----- DATASET ENTRIES -----

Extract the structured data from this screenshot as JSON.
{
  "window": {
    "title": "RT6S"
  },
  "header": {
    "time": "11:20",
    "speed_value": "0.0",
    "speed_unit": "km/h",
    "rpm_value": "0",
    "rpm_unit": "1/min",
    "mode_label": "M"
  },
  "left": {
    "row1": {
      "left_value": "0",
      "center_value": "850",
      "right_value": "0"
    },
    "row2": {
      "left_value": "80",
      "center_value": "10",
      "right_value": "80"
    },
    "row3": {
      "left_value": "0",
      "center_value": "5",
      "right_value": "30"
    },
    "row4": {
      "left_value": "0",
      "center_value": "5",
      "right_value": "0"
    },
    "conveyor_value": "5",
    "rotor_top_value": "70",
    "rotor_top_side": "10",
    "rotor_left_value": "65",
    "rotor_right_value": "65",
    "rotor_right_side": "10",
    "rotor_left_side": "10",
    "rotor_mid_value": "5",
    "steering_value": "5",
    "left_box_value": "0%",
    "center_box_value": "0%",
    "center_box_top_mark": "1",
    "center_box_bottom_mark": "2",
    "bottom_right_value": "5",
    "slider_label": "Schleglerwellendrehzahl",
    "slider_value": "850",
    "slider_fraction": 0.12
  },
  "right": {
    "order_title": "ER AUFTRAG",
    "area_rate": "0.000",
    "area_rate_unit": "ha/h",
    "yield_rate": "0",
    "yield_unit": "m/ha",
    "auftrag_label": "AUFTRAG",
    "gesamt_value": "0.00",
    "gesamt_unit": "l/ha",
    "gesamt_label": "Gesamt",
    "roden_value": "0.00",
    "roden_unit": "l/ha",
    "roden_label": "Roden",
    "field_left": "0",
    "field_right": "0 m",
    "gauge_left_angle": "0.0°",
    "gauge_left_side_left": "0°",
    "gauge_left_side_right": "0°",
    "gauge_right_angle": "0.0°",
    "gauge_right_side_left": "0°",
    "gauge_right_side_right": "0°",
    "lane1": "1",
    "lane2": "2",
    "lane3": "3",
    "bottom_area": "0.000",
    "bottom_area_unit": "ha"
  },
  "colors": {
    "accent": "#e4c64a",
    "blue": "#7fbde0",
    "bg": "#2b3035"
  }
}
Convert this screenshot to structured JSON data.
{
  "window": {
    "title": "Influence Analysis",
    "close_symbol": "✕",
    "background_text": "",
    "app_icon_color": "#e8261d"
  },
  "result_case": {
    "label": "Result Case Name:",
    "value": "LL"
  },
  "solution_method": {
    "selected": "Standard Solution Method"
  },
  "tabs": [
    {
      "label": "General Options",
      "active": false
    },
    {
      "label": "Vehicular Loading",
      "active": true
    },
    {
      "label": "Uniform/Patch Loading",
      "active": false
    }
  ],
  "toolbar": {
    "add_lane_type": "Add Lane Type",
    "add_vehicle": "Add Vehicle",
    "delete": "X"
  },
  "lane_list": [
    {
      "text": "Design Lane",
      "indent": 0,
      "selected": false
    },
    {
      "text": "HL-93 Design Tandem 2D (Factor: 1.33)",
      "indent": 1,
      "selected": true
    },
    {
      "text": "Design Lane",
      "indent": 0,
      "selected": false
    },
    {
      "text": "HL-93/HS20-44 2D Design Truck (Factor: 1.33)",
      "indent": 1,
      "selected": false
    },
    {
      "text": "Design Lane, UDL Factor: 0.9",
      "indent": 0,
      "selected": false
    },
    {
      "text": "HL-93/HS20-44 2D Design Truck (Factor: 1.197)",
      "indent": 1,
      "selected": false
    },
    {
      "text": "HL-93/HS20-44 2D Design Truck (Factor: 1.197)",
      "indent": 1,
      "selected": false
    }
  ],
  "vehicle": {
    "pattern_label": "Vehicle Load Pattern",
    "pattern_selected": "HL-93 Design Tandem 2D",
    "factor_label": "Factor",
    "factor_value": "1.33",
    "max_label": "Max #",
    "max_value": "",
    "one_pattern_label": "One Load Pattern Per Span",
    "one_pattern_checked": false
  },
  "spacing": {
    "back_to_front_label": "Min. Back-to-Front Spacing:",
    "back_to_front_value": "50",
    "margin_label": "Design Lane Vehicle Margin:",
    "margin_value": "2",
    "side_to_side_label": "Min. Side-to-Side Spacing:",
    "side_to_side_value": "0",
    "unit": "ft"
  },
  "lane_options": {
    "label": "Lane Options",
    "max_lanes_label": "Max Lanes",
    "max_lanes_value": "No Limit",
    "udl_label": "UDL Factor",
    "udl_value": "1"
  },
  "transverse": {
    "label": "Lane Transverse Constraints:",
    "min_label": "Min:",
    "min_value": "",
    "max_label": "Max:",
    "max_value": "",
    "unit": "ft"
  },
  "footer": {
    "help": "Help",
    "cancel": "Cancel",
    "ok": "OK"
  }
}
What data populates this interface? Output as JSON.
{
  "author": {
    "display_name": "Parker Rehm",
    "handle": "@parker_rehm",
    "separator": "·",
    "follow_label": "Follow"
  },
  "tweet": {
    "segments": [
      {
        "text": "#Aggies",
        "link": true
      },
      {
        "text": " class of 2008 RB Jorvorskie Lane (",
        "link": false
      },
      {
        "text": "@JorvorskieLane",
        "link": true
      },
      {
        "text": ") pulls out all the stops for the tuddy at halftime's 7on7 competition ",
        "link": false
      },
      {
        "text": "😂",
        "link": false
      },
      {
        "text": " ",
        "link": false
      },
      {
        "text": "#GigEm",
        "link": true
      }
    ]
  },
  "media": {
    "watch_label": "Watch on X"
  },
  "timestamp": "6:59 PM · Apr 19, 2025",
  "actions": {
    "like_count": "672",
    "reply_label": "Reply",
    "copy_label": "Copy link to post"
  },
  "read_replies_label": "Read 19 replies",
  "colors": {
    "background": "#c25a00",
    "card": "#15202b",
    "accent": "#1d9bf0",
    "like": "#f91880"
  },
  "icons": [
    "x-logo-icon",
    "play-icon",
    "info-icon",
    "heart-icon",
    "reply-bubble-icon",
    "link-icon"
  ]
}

-----

GOAL.
Please quote the data above in full, with no line missing.

FINAL RESULT.
Extract the structured data from this screenshot as JSON.
{
  "window": {
    "title": "RT6S"
  },
  "header": {
    "time": "11:20",
    "speed_value": "0.0",
    "speed_unit": "km/h",
    "rpm_value": "0",
    "rpm_unit": "1/min",
    "mode_label": "M"
  },
  "left": {
    "row1": {
      "left_value": "0",
      "center_value": "850",
      "right_value": "0"
    },
    "row2": {
      "left_value": "80",
      "center_value": "10",
      "right_value": "80"
    },
    "row3": {
      "left_value": "0",
      "center_value": "5",
      "right_value": "30"
    },
    "row4": {
      "left_value": "0",
      "center_value": "5",
      "right_value": "0"
    },
    "conveyor_value": "5",
    "rotor_top_value": "70",
    "rotor_top_side": "10",
    "rotor_left_value": "65",
    "rotor_right_value": "65",
    "rotor_right_side": "10",
    "rotor_left_side": "10",
    "rotor_mid_value": "5",
    "steering_value": "5",
    "left_box_value": "0%",
    "center_box_value": "0%",
    "center_box_top_mark": "1",
    "center_box_bottom_mark": "2",
    "bottom_right_value": "5",
    "slider_label": "Schleglerwellendrehzahl",
    "slider_value": "850",
    "slider_fraction": 0.12
  },
  "right": {
    "order_title": "ER AUFTRAG",
    "area_rate": "0.000",
    "area_rate_unit": "ha/h",
    "yield_rate": "0",
    "yield_unit": "m/ha",
    "auftrag_label": "AUFTRAG",
    "gesamt_value": "0.00",
    "gesamt_unit": "l/ha",
    "gesamt_label": "Gesamt",
    "roden_value": "0.00",
    "roden_unit": "l/ha",
    "roden_label": "Roden",
    "field_left": "0",
    "field_right": "0 m",
    "gauge_left_angle": "0.0°",
    "gauge_left_side_left": "0°",
    "gauge_left_side_right": "0°",
    "gauge_right_angle": "0.0°",
    "gauge_right_side_left": "0°",
    "gauge_right_side_right": "0°",
    "lane1": "1",
    "lane2": "2",
    "lane3": "3",
    "bottom_area": "0.000",
    "bottom_area_unit": "ha"
  },
  "colors": {
    "accent": "#e4c64a",
    "blue": "#7fbde0",
    "bg": "#2b3035"
  }
}
Convert this screenshot to structured JSON data.
{
  "window": {
    "title": "Influence Analysis",
    "close_symbol": "✕",
    "background_text": "",
    "app_icon_color": "#e8261d"
  },
  "result_case": {
    "label": "Result Case Name:",
    "value": "LL"
  },
  "solution_method": {
    "selected": "Standard Solution Method"
  },
  "tabs": [
    {
      "label": "General Options",
      "active": false
    },
    {
      "label": "Vehicular Loading",
      "active": true
    },
    {
      "label": "Uniform/Patch Loading",
      "active": false
    }
  ],
  "toolbar": {
    "add_lane_type": "Add Lane Type",
    "add_vehicle": "Add Vehicle",
    "delete": "X"
  },
  "lane_list": [
    {
      "text": "Design Lane",
      "indent": 0,
      "selected": false
    },
    {
      "text": "HL-93 Design Tandem 2D (Factor: 1.33)",
      "indent": 1,
      "selected": true
    },
    {
      "text": "Design Lane",
      "indent": 0,
      "selected": false
    },
    {
      "text": "HL-93/HS20-44 2D Design Truck (Factor: 1.33)",
      "indent": 1,
      "selected": false
    },
    {
      "text": "Design Lane, UDL Factor: 0.9",
      "indent": 0,
      "selected": false
    },
    {
      "text": "HL-93/HS20-44 2D Design Truck (Factor: 1.197)",
      "indent": 1,
      "selected": false
    },
    {
      "text": "HL-93/HS20-44 2D Design Truck (Factor: 1.197)",
      "indent": 1,
      "selected": false
    }
  ],
  "vehicle": {
    "pattern_label": "Vehicle Load Pattern",
    "pattern_selected": "HL-93 Design Tandem 2D",
    "factor_label": "Factor",
    "factor_value": "1.33",
    "max_label": "Max #",
    "max_value": "",
    "one_pattern_label": "One Load Pattern Per Span",
    "one_pattern_checked": false
  },
  "spacing": {
    "back_to_front_label": "Min. Back-to-Front Spacing:",
    "back_to_front_value": "50",
    "margin_label": "Design Lane Vehicle Margin:",
    "margin_value": "2",
    "side_to_side_label": "Min. Side-to-Side Spacing:",
    "side_to_side_value": "0",
    "unit": "ft"
  },
  "lane_options": {
    "label": "Lane Options",
    "max_lanes_label": "Max Lanes",
    "max_lanes_value": "No Limit",
    "udl_label": "UDL Factor",
    "udl_value": "1"
  },
  "transverse": {
    "label": "Lane Transverse Constraints:",
    "min_label": "Min:",
    "min_value": "",
    "max_label": "Max:",
    "max_value": "",
    "unit": "ft"
  },
  "footer": {
    "help": "Help",
    "cancel": "Cancel",
    "ok": "OK"
  }
}
What data populates this interface? Output as JSON.
{
  "author": {
    "display_name": "Parker Rehm",
    "handle": "@parker_rehm",
    "separator": "·",
    "follow_label": "Follow"
  },
  "tweet": {
    "segments": [
      {
        "text": "#Aggies",
        "link": true
      },
      {
        "text": " class of 2008 RB Jorvorskie Lane (",
        "link": false
      },
      {
        "text": "@JorvorskieLane",
        "link": true
      },
      {
        "text": ") pulls out all the stops for the tuddy at halftime's 7on7 competition ",
        "link": false
      },
      {
        "text": "😂",
        "link": false
      },
      {
        "text": " ",
        "link": false
      },
      {
        "text": "#GigEm",
        "link": true
      }
    ]
  },
  "media": {
    "watch_label": "Watch on X"
  },
  "timestamp": "6:59 PM · Apr 19, 2025",
  "actions": {
    "like_count": "672",
    "reply_label": "Reply",
    "copy_label": "Copy link to post"
  },
  "read_replies_label": "Read 19 replies",
  "colors": {
    "background": "#c25a00",
    "card": "#15202b",
    "accent": "#1d9bf0",
    "like": "#f91880"
  },
  "icons": [
    "x-logo-icon",
    "play-icon",
    "info-icon",
    "heart-icon",
    "reply-bubble-icon",
    "link-icon"
  ]
}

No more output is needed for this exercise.